Pictures do not belong in the copy; restate the records below word for word.

___ Records for this task

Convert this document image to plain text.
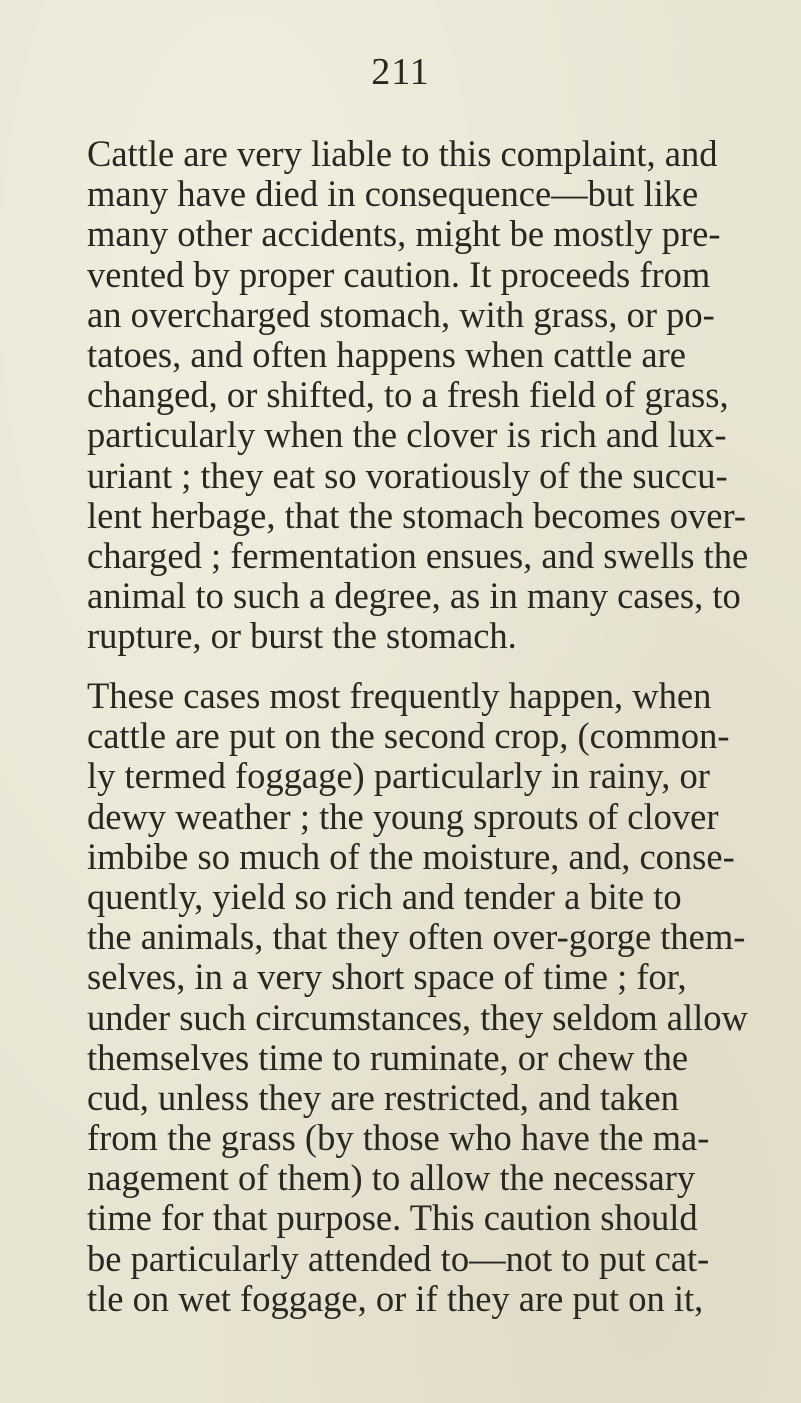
211
Cattle are very liable to this complaint, and
many have died in consequence—but like
many other accidents, might be mostly pre-
vented by proper caution. It proceeds from
an overcharged stomach, with grass, or po-
tatoes, and often happens when cattle are
changed, or shifted, to a fresh field of grass,
particularly when the clover is rich and lux-
uriant ; they eat so voratiously of the succu-
lent herbage, that the stomach becomes over-
charged ; fermentation ensues, and swells the
animal to such a degree, as in many cases, to
rupture, or burst the stomach.
These cases most frequently happen, when
cattle are put on the second crop, (common-
ly termed foggage) particularly in rainy, or
dewy weather ; the young sprouts of clover
imbibe so much of the moisture, and, conse-
quently, yield so rich and tender a bite to
the animals, that they often over-gorge them-
selves, in a very short space of time ; for,
under such circumstances, they seldom allow
themselves time to ruminate, or chew the
cud, unless they are restricted, and taken
from the grass (by those who have the ma-
nagement of them) to allow the necessary
time for that purpose. This caution should
be particularly attended to—not to put cat-
tle on wet foggage, or if they are put on it,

______

#### Solution for this exercise
Convert this document image to plain text.
211
Cattle are very liable to this complaint, and
many have died in consequence—but like
many other accidents, might be mostly pre-
vented by proper caution. It proceeds from
an overcharged stomach, with grass, or po-
tatoes, and often happens when cattle are
changed, or shifted, to a fresh field of grass,
particularly when the clover is rich and lux-
uriant ; they eat so voratiously of the succu-
lent herbage, that the stomach becomes over-
charged ; fermentation ensues, and swells the
animal to such a degree, as in many cases, to
rupture, or burst the stomach.
These cases most frequently happen, when
cattle are put on the second crop, (common-
ly termed foggage) particularly in rainy, or
dewy weather ; the young sprouts of clover
imbibe so much of the moisture, and, conse-
quently, yield so rich and tender a bite to
the animals, that they often over-gorge them-
selves, in a very short space of time ; for,
under such circumstances, they seldom allow
themselves time to ruminate, or chew the
cud, unless they are restricted, and taken
from the grass (by those who have the ma-
nagement of them) to allow the necessary
time for that purpose. This caution should
be particularly attended to—not to put cat-
tle on wet foggage, or if they are put on it,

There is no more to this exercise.